── Data rows

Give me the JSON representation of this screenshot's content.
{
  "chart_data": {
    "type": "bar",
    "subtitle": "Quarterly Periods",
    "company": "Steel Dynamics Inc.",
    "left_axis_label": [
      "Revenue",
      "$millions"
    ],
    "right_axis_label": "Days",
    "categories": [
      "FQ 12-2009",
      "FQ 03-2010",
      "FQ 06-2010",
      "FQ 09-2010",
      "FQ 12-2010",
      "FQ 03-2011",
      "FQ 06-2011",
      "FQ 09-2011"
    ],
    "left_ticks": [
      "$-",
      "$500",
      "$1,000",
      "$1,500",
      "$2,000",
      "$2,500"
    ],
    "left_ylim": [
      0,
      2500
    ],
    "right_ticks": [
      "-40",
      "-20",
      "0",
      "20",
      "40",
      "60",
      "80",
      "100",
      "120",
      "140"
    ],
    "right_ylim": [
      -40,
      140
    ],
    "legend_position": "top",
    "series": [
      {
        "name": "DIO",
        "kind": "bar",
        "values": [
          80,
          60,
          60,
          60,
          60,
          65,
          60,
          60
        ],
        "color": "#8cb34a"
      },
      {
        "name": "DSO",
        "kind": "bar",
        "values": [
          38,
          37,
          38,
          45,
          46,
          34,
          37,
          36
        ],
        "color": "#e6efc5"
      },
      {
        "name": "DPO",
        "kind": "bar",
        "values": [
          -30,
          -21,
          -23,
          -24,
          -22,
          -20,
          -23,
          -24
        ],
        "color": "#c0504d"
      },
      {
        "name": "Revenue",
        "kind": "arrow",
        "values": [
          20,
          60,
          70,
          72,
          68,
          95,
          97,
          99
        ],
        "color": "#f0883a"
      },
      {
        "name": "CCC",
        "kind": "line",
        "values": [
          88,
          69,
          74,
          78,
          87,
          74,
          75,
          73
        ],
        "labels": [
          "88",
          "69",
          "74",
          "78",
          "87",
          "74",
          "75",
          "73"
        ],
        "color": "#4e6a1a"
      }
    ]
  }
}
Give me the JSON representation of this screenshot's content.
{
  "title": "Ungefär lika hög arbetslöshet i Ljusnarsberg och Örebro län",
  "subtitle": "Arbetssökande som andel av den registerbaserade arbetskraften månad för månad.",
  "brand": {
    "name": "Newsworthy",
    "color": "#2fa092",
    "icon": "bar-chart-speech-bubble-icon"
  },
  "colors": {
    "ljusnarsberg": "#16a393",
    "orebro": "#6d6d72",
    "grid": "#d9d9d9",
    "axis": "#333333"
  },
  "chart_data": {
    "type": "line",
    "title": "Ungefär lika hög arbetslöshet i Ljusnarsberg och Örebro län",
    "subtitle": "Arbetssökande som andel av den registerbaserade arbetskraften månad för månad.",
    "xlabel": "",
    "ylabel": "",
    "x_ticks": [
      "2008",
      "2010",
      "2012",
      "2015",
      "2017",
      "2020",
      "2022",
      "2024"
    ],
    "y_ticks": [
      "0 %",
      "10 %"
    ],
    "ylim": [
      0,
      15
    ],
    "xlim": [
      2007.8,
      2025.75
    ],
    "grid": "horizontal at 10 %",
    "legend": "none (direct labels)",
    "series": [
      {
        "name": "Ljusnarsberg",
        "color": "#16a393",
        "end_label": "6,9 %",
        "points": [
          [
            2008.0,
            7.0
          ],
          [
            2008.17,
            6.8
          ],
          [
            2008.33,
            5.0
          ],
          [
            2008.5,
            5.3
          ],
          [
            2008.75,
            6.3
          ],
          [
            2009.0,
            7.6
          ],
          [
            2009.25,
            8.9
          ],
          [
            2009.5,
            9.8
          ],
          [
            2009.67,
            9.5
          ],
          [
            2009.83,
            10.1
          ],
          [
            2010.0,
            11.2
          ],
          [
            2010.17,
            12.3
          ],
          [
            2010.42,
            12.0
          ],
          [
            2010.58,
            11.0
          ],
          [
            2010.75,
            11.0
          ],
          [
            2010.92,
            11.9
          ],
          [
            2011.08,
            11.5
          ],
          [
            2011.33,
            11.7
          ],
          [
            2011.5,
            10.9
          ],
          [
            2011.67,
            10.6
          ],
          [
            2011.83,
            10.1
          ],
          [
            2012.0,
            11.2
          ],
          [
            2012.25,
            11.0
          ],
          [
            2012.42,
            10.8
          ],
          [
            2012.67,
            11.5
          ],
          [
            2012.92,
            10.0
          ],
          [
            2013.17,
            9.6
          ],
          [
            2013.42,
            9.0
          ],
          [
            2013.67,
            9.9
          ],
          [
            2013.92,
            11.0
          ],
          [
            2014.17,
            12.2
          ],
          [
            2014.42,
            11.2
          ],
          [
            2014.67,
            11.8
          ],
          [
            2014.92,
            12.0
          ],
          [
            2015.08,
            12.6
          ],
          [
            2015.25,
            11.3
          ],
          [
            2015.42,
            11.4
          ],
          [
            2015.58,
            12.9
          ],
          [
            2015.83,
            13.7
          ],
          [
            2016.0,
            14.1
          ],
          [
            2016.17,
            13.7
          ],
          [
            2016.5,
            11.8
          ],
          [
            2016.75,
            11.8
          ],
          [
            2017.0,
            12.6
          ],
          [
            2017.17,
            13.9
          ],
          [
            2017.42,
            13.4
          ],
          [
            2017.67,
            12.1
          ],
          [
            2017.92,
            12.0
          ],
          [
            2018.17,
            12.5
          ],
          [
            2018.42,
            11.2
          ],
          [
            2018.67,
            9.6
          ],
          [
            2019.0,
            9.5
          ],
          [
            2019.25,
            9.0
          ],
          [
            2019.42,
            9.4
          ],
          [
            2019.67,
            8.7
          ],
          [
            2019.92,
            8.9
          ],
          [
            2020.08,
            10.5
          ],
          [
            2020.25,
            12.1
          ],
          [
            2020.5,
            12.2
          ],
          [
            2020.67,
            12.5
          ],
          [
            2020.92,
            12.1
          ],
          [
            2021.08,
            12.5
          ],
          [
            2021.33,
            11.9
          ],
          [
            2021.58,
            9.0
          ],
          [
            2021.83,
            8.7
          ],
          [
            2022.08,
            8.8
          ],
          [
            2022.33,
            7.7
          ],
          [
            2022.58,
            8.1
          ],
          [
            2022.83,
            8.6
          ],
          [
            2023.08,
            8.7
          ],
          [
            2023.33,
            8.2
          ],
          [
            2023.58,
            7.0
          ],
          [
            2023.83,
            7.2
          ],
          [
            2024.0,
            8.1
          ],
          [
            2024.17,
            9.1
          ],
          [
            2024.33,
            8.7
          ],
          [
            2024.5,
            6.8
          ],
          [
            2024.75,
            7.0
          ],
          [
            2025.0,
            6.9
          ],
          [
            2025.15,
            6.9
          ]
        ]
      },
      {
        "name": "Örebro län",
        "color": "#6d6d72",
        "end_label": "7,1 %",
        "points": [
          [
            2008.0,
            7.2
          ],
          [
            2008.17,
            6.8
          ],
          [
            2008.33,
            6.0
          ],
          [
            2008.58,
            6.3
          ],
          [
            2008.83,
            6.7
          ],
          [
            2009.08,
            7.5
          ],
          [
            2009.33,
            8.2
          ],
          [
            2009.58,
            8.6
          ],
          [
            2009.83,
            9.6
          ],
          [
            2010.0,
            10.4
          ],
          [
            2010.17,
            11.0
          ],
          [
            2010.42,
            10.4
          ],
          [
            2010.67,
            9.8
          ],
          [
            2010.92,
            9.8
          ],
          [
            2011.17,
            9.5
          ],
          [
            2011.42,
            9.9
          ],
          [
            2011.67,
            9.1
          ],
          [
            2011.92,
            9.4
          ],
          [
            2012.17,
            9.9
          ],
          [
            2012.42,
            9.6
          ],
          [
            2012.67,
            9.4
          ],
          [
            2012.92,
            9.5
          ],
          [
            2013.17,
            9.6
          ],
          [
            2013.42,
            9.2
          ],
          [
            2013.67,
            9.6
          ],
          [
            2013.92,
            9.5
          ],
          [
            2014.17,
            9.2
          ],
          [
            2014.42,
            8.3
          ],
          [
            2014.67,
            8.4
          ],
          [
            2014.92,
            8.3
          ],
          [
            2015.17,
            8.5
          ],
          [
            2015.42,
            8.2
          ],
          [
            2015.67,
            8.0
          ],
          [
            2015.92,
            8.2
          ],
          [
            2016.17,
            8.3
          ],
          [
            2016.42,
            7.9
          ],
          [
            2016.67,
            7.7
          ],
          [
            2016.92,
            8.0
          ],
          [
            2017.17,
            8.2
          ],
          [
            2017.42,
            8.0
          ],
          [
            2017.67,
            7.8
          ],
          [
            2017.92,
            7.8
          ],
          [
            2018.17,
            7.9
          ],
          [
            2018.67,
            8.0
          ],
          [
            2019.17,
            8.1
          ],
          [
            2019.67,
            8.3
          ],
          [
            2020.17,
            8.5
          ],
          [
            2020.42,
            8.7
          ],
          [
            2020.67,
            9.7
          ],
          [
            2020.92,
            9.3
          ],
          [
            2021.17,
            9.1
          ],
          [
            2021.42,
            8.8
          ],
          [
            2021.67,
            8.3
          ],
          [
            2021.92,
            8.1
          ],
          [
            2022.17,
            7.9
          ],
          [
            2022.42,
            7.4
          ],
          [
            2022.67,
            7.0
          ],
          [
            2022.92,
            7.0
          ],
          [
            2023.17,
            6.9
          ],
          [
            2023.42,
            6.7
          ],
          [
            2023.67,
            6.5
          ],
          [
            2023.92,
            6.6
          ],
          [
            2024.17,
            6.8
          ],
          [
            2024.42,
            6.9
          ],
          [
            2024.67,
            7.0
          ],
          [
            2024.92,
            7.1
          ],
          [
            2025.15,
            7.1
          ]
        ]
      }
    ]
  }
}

────

### Written exercise
Work out the number of lines in this listing that include the word "Örebro". Reply with that number only.

### Task solution
3